Records from a data source
— START —
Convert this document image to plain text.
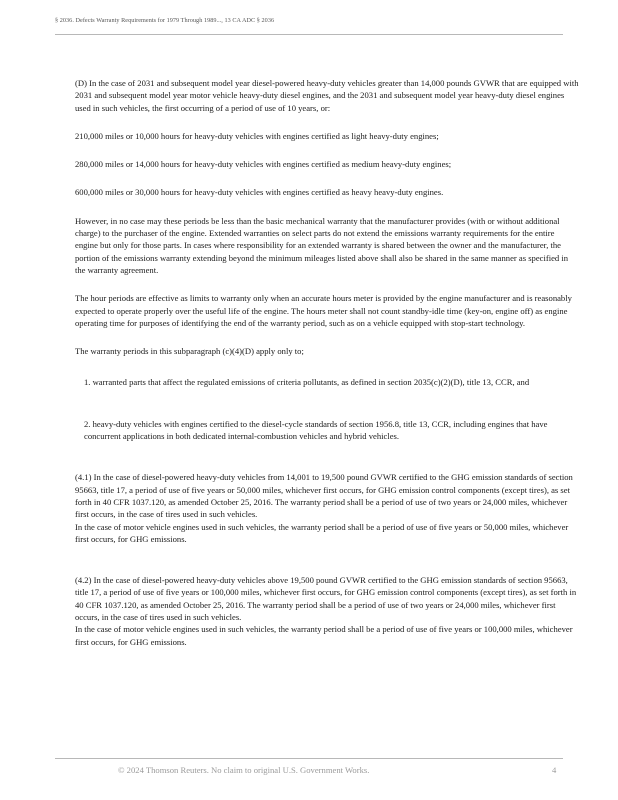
§ 2036. Defects Warranty Requirements for 1979 Through 1989..., 13 CA ADC § 2036

(D) In the case of 2031 and subsequent model year diesel-powered heavy-duty vehicles greater than 14,000 pounds GVWR that are equipped with 2031 and subsequent model year motor vehicle heavy-duty diesel engines, and the 2031 and subsequent model year heavy-duty diesel engines used in such vehicles, the first occurring of a period of use of 10 years, or:

210,000 miles or 10,000 hours for heavy-duty vehicles with engines certified as light heavy-duty engines;

280,000 miles or 14,000 hours for heavy-duty vehicles with engines certified as medium heavy-duty engines;

600,000 miles or 30,000 hours for heavy-duty vehicles with engines certified as heavy heavy-duty engines.

However, in no case may these periods be less than the basic mechanical warranty that the manufacturer provides (with or without additional charge) to the purchaser of the engine. Extended warranties on select parts do not extend the emissions warranty requirements for the entire engine but only for those parts. In cases where responsibility for an extended warranty is shared between the owner and the manufacturer, the portion of the emissions warranty extending beyond the minimum mileages listed above shall also be shared in the same manner as specified in the warranty agreement.

The hour periods are effective as limits to warranty only when an accurate hours meter is provided by the engine manufacturer and is reasonably expected to operate properly over the useful life of the engine. The hours meter shall not count standby-idle time (key-on, engine off) as engine operating time for purposes of identifying the end of the warranty period, such as on a vehicle equipped with stop-start technology.

The warranty periods in this subparagraph (c)(4)(D) apply only to;

1. warranted parts that affect the regulated emissions of criteria pollutants, as defined in section 2035(c)(2)(D), title 13, CCR, and

2. heavy-duty vehicles with engines certified to the diesel-cycle standards of section 1956.8, title 13, CCR, including engines that have concurrent applications in both dedicated internal-combustion vehicles and hybrid vehicles.

(4.1) In the case of diesel-powered heavy-duty vehicles from 14,001 to 19,500 pound GVWR certified to the GHG emission standards of section 95663, title 17, a period of use of five years or 50,000 miles, whichever first occurs, for GHG emission control components (except tires), as set forth in 40 CFR 1037.120, as amended October 25, 2016. The warranty period shall be a period of use of two years or 24,000 miles, whichever first occurs, in the case of tires used in such vehicles.
In the case of motor vehicle engines used in such vehicles, the warranty period shall be a period of use of five years or 50,000 miles, whichever first occurs, for GHG emissions.
(4.2) In the case of diesel-powered heavy-duty vehicles above 19,500 pound GVWR certified to the GHG emission standards of section 95663, title 17, a period of use of five years or 100,000 miles, whichever first occurs, for GHG emission control components (except tires), as set forth in 40 CFR 1037.120, as amended October 25, 2016. The warranty period shall be a period of use of two years or 24,000 miles, whichever first occurs, in the case of tires used in such vehicles.
In the case of motor vehicle engines used in such vehicles, the warranty period shall be a period of use of five years or 100,000 miles, whichever first occurs, for GHG emissions.
© 2024 Thomson Reuters. No claim to original U.S. Government Works.	4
— END —
Exercise instructions
Output the data exactly. Pictures don't belong in the result.

Solution to the exercise
Convert this document image to plain text.
§ 2036. Defects Warranty Requirements for 1979 Through 1989..., 13 CA ADC § 2036

(D) In the case of 2031 and subsequent model year diesel-powered heavy-duty vehicles greater than 14,000 pounds GVWR that are equipped with 2031 and subsequent model year motor vehicle heavy-duty diesel engines, and the 2031 and subsequent model year heavy-duty diesel engines used in such vehicles, the first occurring of a period of use of 10 years, or:

210,000 miles or 10,000 hours for heavy-duty vehicles with engines certified as light heavy-duty engines;

280,000 miles or 14,000 hours for heavy-duty vehicles with engines certified as medium heavy-duty engines;

600,000 miles or 30,000 hours for heavy-duty vehicles with engines certified as heavy heavy-duty engines.

However, in no case may these periods be less than the basic mechanical warranty that the manufacturer provides (with or without additional charge) to the purchaser of the engine. Extended warranties on select parts do not extend the emissions warranty requirements for the entire engine but only for those parts. In cases where responsibility for an extended warranty is shared between the owner and the manufacturer, the portion of the emissions warranty extending beyond the minimum mileages listed above shall also be shared in the same manner as specified in the warranty agreement.

The hour periods are effective as limits to warranty only when an accurate hours meter is provided by the engine manufacturer and is reasonably expected to operate properly over the useful life of the engine. The hours meter shall not count standby-idle time (key-on, engine off) as engine operating time for purposes of identifying the end of the warranty period, such as on a vehicle equipped with stop-start technology.

The warranty periods in this subparagraph (c)(4)(D) apply only to;

1. warranted parts that affect the regulated emissions of criteria pollutants, as defined in section 2035(c)(2)(D), title 13, CCR, and

2. heavy-duty vehicles with engines certified to the diesel-cycle standards of section 1956.8, title 13, CCR, including engines that have concurrent applications in both dedicated internal-combustion vehicles and hybrid vehicles.

(4.1) In the case of diesel-powered heavy-duty vehicles from 14,001 to 19,500 pound GVWR certified to the GHG emission standards of section 95663, title 17, a period of use of five years or 50,000 miles, whichever first occurs, for GHG emission control components (except tires), as set forth in 40 CFR 1037.120, as amended October 25, 2016. The warranty period shall be a period of use of two years or 24,000 miles, whichever first occurs, in the case of tires used in such vehicles.
In the case of motor vehicle engines used in such vehicles, the warranty period shall be a period of use of five years or 50,000 miles, whichever first occurs, for GHG emissions.
(4.2) In the case of diesel-powered heavy-duty vehicles above 19,500 pound GVWR certified to the GHG emission standards of section 95663, title 17, a period of use of five years or 100,000 miles, whichever first occurs, for GHG emission control components (except tires), as set forth in 40 CFR 1037.120, as amended October 25, 2016. The warranty period shall be a period of use of two years or 24,000 miles, whichever first occurs, in the case of tires used in such vehicles.
In the case of motor vehicle engines used in such vehicles, the warranty period shall be a period of use of five years or 100,000 miles, whichever first occurs, for GHG emissions.
© 2024 Thomson Reuters. No claim to original U.S. Government Works.	4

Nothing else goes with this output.